What needs to be done:
Transcribe the entries that follow, word for word.

Provided information:
..............................

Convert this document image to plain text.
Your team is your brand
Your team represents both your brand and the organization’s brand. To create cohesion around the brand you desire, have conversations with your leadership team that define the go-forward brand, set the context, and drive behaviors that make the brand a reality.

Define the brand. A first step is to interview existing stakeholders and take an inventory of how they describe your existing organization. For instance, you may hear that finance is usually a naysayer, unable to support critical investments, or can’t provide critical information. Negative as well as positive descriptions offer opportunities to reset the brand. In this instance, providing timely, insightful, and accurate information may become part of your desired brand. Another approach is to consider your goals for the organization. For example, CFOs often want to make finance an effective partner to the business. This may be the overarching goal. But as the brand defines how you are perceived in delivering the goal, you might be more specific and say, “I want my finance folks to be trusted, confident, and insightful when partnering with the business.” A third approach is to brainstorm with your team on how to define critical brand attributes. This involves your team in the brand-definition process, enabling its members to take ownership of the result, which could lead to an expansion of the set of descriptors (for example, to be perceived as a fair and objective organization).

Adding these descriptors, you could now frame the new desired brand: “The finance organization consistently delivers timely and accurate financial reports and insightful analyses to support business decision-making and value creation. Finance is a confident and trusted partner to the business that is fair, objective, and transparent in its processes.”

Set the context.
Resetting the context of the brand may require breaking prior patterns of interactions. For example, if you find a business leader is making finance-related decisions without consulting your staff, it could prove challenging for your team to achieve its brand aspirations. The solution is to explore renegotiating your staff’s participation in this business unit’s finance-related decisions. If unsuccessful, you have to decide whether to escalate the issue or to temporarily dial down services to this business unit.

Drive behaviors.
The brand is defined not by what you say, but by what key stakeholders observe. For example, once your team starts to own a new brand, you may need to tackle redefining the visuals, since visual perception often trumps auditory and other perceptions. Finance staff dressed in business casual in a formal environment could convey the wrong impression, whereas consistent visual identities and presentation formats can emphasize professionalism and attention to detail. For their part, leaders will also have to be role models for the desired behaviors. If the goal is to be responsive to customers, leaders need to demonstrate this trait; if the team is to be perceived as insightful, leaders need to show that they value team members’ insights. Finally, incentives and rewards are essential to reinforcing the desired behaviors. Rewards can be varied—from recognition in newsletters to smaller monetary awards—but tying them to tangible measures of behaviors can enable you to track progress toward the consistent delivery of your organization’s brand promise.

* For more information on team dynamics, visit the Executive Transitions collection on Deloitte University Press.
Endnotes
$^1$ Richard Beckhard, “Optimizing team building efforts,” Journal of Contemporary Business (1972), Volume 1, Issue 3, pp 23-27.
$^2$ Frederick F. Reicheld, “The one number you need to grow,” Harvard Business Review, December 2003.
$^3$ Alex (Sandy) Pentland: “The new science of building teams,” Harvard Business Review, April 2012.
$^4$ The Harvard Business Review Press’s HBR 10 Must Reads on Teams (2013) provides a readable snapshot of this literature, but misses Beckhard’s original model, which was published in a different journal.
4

..............................

Answer for this exercise:
Convert this document image to plain text.
Your team is your brand
Your team represents both your brand and the organization’s brand. To create cohesion around the brand you desire, have conversations with your leadership team that define the go-forward brand, set the context, and drive behaviors that make the brand a reality.

Define the brand. A first step is to interview existing stakeholders and take an inventory of how they describe your existing organization. For instance, you may hear that finance is usually a naysayer, unable to support critical investments, or can’t provide critical information. Negative as well as positive descriptions offer opportunities to reset the brand. In this instance, providing timely, insightful, and accurate information may become part of your desired brand. Another approach is to consider your goals for the organization. For example, CFOs often want to make finance an effective partner to the business. This may be the overarching goal. But as the brand defines how you are perceived in delivering the goal, you might be more specific and say, “I want my finance folks to be trusted, confident, and insightful when partnering with the business.” A third approach is to brainstorm with your team on how to define critical brand attributes. This involves your team in the brand-definition process, enabling its members to take ownership of the result, which could lead to an expansion of the set of descriptors (for example, to be perceived as a fair and objective organization).

Adding these descriptors, you could now frame the new desired brand: “The finance organization consistently delivers timely and accurate financial reports and insightful analyses to support business decision-making and value creation. Finance is a confident and trusted partner to the business that is fair, objective, and transparent in its processes.”

Set the context.
Resetting the context of the brand may require breaking prior patterns of interactions. For example, if you find a business leader is making finance-related decisions without consulting your staff, it could prove challenging for your team to achieve its brand aspirations. The solution is to explore renegotiating your staff’s participation in this business unit’s finance-related decisions. If unsuccessful, you have to decide whether to escalate the issue or to temporarily dial down services to this business unit.

Drive behaviors.
The brand is defined not by what you say, but by what key stakeholders observe. For example, once your team starts to own a new brand, you may need to tackle redefining the visuals, since visual perception often trumps auditory and other perceptions. Finance staff dressed in business casual in a formal environment could convey the wrong impression, whereas consistent visual identities and presentation formats can emphasize professionalism and attention to detail. For their part, leaders will also have to be role models for the desired behaviors. If the goal is to be responsive to customers, leaders need to demonstrate this trait; if the team is to be perceived as insightful, leaders need to show that they value team members’ insights. Finally, incentives and rewards are essential to reinforcing the desired behaviors. Rewards can be varied—from recognition in newsletters to smaller monetary awards—but tying them to tangible measures of behaviors can enable you to track progress toward the consistent delivery of your organization’s brand promise.

* For more information on team dynamics, visit the Executive Transitions collection on Deloitte University Press.
Endnotes
$^1$ Richard Beckhard, “Optimizing team building efforts,” Journal of Contemporary Business (1972), Volume 1, Issue 3, pp 23-27.
$^2$ Frederick F. Reicheld, “The one number you need to grow,” Harvard Business Review, December 2003.
$^3$ Alex (Sandy) Pentland: “The new science of building teams,” Harvard Business Review, April 2012.
$^4$ The Harvard Business Review Press’s HBR 10 Must Reads on Teams (2013) provides a readable snapshot of this literature, but misses Beckhard’s original model, which was published in a different journal.
4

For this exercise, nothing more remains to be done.